EXERCISE
Copy all lines holding the word "podle" from the entries.

— Start PROVIDED MATERIAL —

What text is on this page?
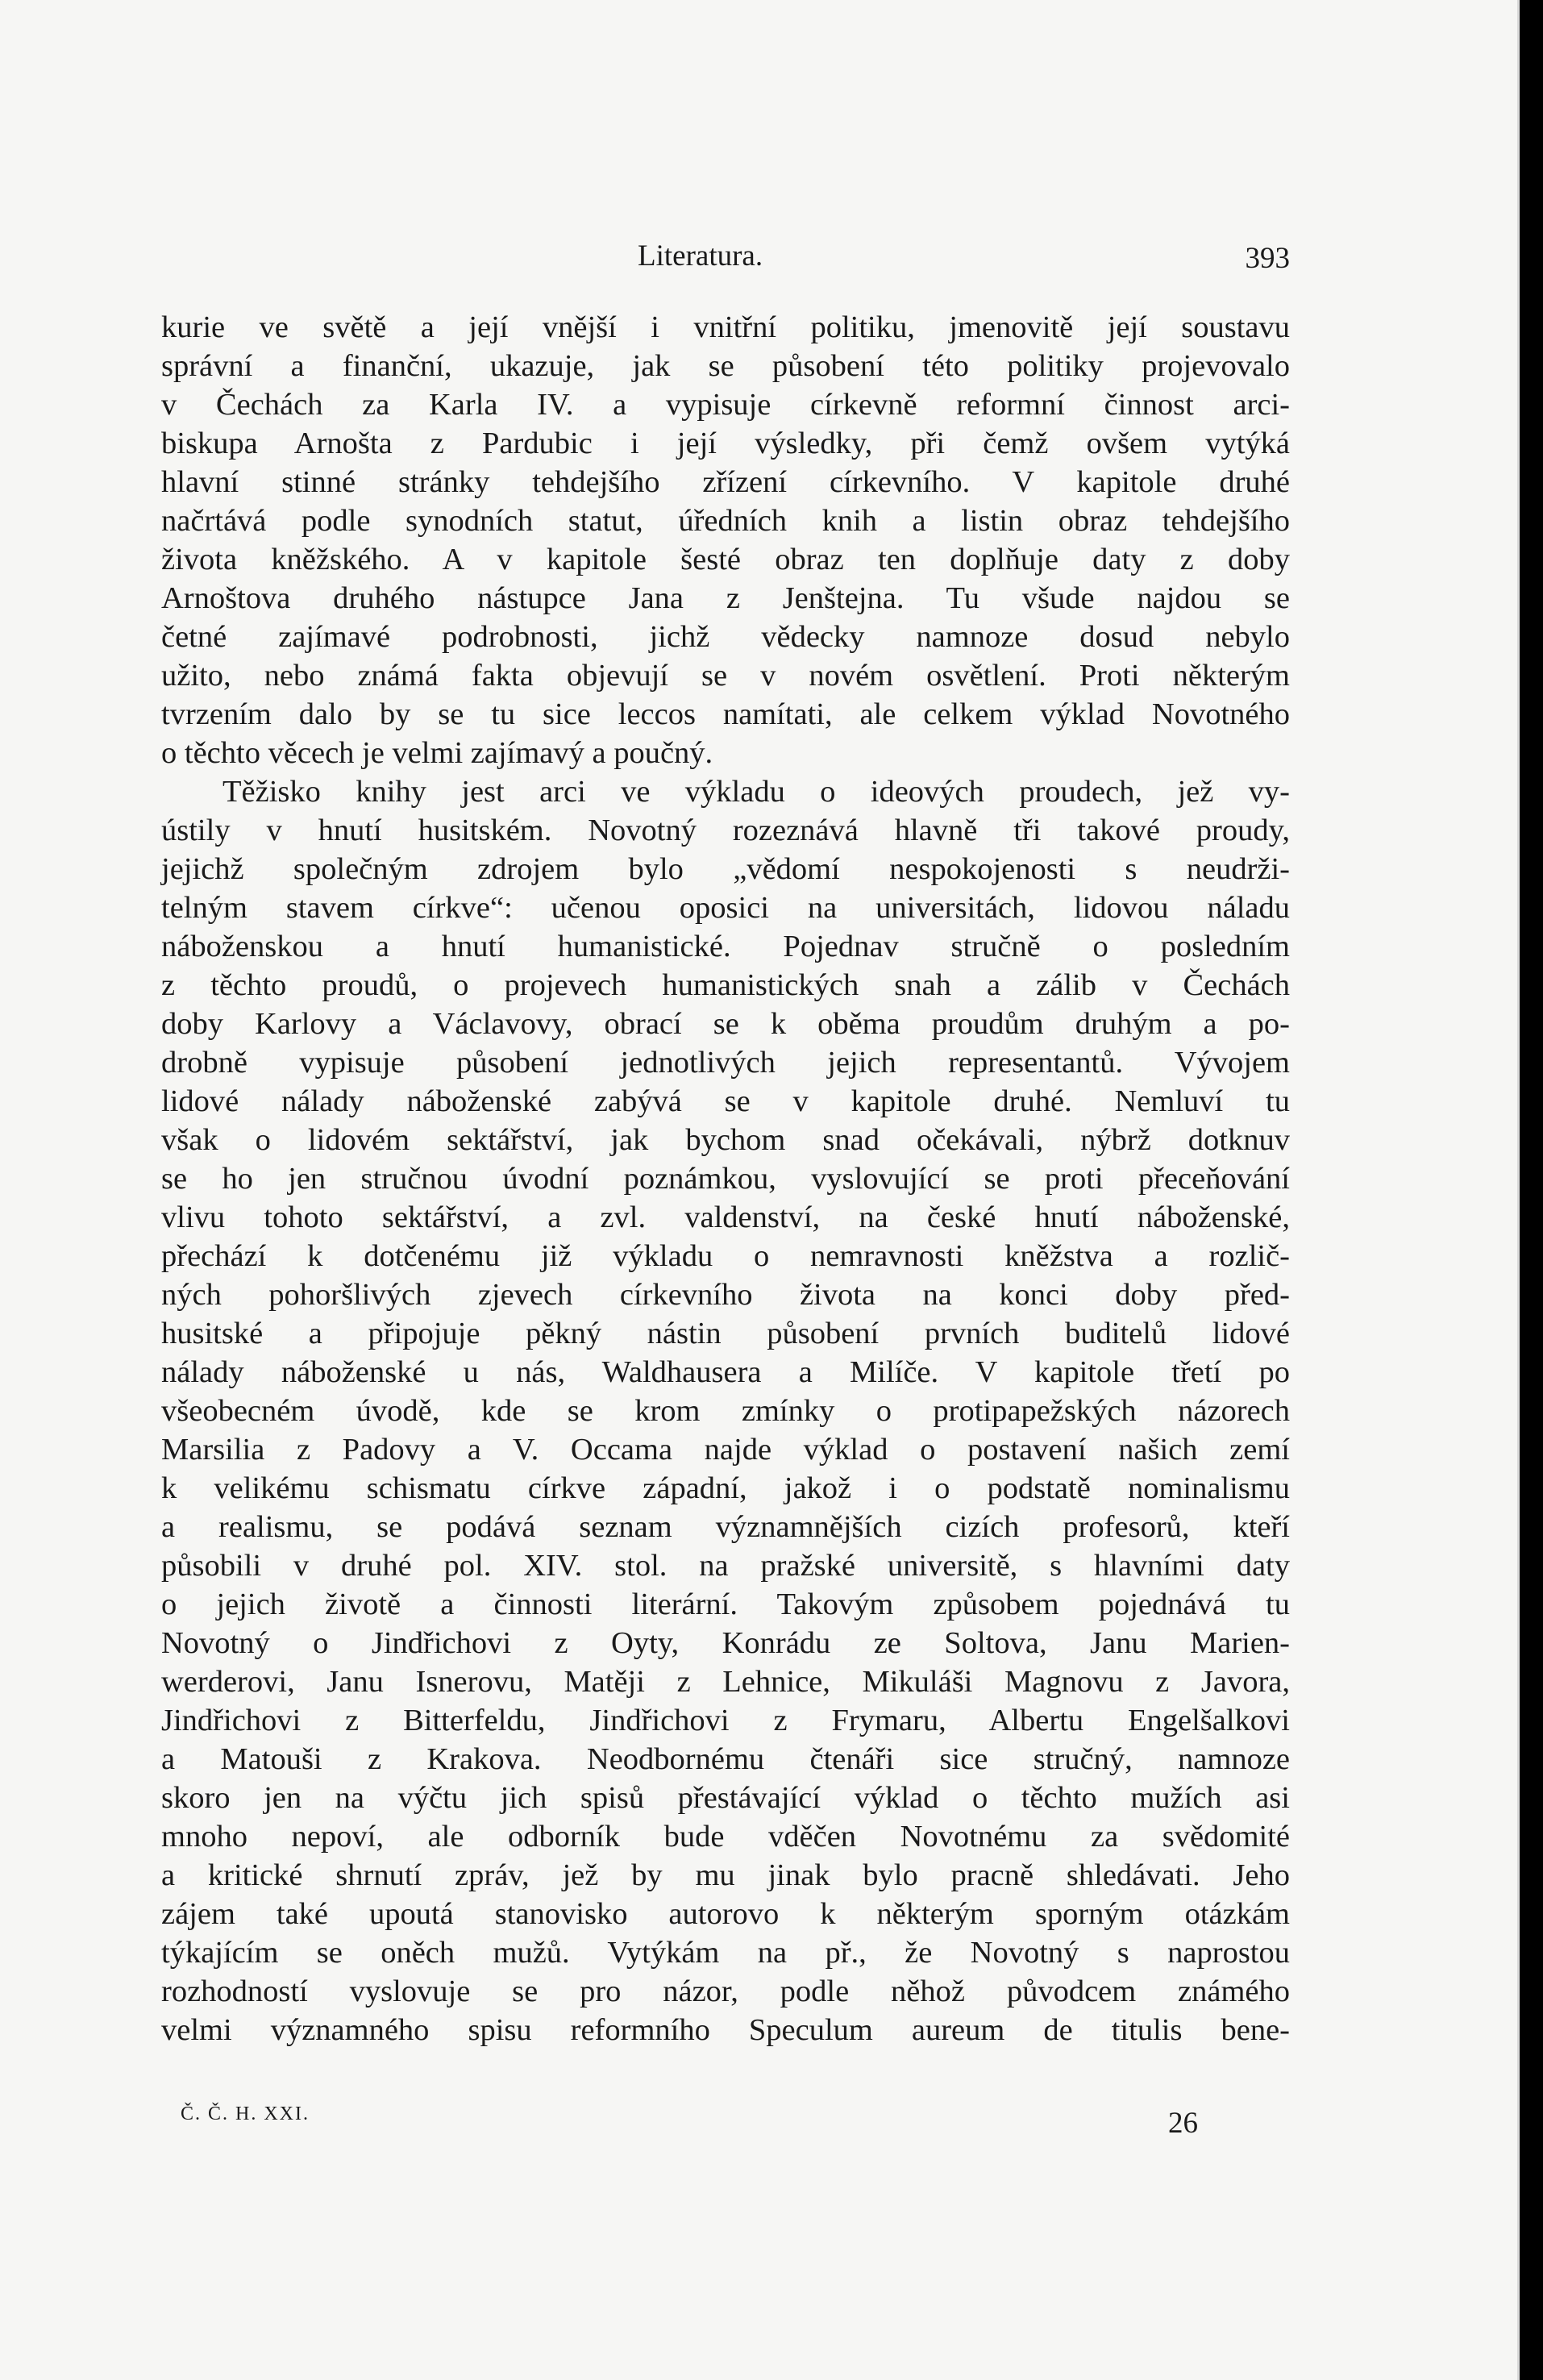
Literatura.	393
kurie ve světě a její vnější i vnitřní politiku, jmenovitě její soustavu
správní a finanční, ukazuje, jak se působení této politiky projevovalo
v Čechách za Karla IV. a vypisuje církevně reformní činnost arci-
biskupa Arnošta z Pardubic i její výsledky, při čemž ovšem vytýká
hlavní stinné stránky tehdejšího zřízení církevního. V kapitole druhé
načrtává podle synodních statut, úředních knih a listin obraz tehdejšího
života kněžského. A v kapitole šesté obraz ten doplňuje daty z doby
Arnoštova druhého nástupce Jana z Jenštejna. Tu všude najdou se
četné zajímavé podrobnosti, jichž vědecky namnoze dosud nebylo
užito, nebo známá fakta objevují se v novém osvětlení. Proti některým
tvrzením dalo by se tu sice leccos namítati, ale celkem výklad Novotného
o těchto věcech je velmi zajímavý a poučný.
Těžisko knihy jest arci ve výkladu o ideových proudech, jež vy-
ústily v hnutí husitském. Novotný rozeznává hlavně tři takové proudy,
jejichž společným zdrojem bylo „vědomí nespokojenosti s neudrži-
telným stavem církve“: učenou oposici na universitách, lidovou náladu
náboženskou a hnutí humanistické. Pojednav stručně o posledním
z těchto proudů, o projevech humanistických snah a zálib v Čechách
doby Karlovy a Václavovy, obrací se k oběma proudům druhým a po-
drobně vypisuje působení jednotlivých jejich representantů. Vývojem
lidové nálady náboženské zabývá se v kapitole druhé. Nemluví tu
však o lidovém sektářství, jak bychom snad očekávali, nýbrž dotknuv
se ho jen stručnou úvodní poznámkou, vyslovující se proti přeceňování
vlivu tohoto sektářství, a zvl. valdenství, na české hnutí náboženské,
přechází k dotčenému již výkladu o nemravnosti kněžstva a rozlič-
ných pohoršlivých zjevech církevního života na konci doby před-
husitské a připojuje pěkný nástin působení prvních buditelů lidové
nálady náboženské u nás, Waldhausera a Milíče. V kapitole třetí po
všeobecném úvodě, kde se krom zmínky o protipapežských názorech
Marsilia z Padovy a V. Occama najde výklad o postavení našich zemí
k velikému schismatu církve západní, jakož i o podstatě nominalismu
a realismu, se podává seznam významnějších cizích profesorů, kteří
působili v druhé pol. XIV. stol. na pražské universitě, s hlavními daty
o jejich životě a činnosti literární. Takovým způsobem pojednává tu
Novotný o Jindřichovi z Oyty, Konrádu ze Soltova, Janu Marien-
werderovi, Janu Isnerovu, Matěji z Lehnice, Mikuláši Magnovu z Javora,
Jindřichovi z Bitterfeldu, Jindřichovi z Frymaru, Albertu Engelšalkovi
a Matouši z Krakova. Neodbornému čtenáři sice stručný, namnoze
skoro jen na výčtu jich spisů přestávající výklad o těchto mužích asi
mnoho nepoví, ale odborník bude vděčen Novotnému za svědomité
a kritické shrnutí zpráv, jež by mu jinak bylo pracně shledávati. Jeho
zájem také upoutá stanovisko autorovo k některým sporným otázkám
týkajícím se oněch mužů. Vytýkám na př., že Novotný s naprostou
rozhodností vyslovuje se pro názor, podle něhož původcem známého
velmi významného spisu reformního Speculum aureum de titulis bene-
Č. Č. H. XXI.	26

— End PROVIDED MATERIAL —

REPLY TO THE TASK
načrtává podle synodních statut, úředních knih a listin obraz tehdejšího
rozhodností vyslovuje se pro názor, podle něhož původcem známého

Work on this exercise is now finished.